▸ EXERCISE OBJECTIVE: Report each line of the data that has "this" somewhere in it.

▸ Saved entries:
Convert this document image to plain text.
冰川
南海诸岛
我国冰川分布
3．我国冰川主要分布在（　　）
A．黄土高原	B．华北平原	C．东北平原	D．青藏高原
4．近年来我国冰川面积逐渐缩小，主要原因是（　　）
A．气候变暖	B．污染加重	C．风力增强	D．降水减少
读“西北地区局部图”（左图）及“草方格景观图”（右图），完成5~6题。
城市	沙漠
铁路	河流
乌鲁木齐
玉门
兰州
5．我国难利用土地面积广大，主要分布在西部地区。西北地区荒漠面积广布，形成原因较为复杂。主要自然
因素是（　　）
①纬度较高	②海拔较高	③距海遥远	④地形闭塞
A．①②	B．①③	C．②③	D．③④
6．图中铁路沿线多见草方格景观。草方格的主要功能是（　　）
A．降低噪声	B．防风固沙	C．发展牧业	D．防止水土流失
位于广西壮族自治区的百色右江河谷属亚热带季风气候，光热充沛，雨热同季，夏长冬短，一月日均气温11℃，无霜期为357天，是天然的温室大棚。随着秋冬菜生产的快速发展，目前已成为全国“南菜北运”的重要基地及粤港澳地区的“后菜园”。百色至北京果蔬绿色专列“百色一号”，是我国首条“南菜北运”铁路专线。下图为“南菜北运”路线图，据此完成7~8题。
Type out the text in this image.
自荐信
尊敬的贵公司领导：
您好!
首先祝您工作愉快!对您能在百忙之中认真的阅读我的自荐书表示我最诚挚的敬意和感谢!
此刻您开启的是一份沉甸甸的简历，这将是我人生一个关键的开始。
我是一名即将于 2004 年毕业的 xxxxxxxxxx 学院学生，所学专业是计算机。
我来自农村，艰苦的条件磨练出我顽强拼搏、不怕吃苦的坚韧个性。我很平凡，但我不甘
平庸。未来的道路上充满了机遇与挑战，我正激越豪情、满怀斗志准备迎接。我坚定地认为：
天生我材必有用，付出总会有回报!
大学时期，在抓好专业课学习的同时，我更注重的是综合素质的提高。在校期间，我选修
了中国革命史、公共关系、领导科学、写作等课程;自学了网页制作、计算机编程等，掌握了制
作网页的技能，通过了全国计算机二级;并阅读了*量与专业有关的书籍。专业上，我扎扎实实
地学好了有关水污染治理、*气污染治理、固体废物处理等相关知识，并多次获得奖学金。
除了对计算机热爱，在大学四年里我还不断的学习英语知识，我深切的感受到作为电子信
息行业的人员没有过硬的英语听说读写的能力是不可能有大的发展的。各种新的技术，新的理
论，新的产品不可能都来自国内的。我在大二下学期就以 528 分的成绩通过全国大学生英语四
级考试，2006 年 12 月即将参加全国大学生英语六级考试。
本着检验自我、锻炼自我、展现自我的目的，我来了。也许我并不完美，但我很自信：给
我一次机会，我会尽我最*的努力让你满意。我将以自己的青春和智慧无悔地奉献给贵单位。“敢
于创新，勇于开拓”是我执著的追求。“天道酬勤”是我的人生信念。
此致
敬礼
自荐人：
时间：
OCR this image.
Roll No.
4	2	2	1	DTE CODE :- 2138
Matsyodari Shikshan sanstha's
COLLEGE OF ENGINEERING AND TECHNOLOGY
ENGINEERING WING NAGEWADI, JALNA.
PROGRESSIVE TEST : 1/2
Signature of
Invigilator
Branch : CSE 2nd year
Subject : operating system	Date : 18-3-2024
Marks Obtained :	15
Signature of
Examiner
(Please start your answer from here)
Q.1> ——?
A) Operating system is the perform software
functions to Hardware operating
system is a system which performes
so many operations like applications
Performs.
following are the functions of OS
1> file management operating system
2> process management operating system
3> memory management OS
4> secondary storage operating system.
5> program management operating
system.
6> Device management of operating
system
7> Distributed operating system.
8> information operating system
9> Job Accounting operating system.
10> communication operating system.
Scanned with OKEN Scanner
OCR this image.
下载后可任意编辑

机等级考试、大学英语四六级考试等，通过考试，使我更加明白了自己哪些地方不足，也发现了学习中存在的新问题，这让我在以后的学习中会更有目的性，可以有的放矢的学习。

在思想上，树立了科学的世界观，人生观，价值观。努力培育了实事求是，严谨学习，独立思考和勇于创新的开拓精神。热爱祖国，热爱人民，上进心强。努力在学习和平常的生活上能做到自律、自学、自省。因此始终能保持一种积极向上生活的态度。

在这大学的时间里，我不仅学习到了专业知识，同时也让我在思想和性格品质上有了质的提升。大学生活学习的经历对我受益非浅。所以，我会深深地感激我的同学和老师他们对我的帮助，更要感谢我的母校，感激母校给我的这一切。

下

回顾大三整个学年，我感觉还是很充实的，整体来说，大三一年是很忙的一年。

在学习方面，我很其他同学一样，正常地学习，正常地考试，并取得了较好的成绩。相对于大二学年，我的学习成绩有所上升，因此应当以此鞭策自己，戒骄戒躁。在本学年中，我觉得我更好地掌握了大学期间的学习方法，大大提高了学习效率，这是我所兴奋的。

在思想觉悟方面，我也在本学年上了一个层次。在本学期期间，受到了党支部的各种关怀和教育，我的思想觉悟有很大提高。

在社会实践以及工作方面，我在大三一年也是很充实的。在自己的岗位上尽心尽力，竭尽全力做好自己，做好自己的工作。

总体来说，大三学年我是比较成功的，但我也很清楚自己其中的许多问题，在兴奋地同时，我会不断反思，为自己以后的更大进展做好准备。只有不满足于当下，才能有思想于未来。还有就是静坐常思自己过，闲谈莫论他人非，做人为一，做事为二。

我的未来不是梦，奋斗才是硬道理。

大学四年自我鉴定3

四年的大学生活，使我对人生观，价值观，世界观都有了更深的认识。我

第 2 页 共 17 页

▸ EXPECTED ANSWER:
Convert this document image to plain text.
Type out the text in this image.
OCR this image.
OCR this image.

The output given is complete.